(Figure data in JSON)
——————

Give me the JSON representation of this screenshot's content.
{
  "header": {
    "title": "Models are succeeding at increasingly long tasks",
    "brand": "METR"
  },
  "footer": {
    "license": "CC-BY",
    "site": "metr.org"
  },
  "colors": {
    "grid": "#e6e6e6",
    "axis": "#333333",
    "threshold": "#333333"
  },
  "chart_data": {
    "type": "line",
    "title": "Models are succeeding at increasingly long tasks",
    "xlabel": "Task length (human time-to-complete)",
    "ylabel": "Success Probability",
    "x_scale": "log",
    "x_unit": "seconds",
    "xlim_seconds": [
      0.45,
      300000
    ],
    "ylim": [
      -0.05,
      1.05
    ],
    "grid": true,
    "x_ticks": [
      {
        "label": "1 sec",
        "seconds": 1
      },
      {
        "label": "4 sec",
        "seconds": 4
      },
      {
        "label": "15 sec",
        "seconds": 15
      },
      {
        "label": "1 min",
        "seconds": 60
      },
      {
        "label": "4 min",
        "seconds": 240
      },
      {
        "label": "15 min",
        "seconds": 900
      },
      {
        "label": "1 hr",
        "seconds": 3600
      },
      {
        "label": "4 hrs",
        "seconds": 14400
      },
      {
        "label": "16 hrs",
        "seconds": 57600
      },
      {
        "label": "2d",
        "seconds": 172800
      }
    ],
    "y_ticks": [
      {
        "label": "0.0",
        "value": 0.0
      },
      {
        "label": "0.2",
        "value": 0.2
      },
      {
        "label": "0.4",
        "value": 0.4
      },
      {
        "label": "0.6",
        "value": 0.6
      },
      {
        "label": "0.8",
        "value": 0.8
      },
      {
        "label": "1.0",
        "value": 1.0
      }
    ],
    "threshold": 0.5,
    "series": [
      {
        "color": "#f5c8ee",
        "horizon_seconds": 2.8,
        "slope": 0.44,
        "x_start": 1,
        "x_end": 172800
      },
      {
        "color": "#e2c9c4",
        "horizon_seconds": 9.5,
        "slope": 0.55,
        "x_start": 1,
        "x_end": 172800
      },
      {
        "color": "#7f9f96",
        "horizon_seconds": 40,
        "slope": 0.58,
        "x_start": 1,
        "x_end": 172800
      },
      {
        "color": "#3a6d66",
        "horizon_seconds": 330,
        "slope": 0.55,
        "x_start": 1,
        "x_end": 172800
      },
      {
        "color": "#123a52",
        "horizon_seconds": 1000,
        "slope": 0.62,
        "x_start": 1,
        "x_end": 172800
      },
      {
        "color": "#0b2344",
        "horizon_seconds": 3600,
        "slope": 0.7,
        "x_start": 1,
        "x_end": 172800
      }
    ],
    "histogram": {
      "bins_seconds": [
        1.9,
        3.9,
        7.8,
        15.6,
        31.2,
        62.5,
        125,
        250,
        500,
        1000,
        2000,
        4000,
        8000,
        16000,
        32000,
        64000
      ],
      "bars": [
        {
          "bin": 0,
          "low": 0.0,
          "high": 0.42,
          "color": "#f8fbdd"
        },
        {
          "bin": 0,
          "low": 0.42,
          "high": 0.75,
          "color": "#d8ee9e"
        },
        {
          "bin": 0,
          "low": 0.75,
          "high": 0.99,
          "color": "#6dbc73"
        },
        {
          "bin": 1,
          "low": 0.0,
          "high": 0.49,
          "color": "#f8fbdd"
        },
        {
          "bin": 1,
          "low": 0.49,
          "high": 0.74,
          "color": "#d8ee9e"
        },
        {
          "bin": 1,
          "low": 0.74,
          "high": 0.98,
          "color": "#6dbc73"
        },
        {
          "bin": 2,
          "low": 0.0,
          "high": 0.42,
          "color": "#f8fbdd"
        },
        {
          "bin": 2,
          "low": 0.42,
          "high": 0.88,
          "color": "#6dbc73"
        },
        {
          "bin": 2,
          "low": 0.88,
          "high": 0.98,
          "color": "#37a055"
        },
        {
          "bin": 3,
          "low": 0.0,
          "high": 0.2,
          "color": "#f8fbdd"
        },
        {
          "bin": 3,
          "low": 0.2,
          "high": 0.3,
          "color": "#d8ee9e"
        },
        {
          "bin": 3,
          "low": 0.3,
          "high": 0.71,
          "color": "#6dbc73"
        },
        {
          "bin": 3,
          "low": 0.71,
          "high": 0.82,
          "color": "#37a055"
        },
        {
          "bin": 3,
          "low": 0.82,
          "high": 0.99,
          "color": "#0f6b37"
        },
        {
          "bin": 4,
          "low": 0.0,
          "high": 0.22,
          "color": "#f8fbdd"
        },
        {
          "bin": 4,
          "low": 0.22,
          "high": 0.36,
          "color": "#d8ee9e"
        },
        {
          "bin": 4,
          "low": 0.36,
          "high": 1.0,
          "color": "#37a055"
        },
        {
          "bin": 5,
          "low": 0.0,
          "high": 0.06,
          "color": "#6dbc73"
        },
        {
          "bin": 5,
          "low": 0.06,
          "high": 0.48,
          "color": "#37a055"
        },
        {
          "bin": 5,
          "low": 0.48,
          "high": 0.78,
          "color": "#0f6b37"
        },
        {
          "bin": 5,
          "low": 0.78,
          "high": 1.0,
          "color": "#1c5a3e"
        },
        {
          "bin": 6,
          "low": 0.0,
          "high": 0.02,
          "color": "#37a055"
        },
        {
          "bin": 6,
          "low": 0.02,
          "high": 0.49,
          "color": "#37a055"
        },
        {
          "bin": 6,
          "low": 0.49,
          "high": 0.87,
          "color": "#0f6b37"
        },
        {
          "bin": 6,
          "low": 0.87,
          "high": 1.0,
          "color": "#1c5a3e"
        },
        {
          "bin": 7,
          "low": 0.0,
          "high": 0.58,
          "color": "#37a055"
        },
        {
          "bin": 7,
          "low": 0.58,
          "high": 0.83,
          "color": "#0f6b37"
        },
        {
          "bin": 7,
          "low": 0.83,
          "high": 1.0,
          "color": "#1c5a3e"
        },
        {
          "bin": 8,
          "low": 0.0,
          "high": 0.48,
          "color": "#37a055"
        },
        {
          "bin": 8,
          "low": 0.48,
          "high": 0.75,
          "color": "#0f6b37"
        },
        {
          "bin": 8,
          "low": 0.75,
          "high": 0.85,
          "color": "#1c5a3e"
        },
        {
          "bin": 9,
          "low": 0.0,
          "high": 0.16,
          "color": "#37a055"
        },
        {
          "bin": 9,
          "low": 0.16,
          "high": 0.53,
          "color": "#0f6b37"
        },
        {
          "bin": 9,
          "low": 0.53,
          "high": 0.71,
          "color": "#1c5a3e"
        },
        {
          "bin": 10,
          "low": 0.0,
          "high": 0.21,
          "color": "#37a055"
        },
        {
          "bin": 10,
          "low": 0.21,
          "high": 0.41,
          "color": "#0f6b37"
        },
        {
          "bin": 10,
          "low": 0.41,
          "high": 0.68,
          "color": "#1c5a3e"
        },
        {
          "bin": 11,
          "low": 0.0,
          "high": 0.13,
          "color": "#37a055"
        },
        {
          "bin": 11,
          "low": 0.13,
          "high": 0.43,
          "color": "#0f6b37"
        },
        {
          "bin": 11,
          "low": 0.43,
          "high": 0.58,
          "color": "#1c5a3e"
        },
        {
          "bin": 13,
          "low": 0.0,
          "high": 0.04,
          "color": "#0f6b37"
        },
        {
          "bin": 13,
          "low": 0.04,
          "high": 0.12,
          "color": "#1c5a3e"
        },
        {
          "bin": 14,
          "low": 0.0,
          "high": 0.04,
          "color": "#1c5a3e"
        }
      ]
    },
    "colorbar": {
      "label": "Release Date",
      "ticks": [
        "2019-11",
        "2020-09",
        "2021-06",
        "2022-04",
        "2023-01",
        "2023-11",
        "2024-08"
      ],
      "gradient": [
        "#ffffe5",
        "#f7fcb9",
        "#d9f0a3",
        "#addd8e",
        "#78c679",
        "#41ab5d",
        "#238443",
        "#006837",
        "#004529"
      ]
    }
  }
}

——————

WORK REQUIRED: Using the records given above, list every line that includes the word "value".

RESULT FOR THIS EXERCISE:
        "value": 0.0
        "value": 0.2
        "value": 0.4
        "value": 0.6
        "value": 0.8
        "value": 1.0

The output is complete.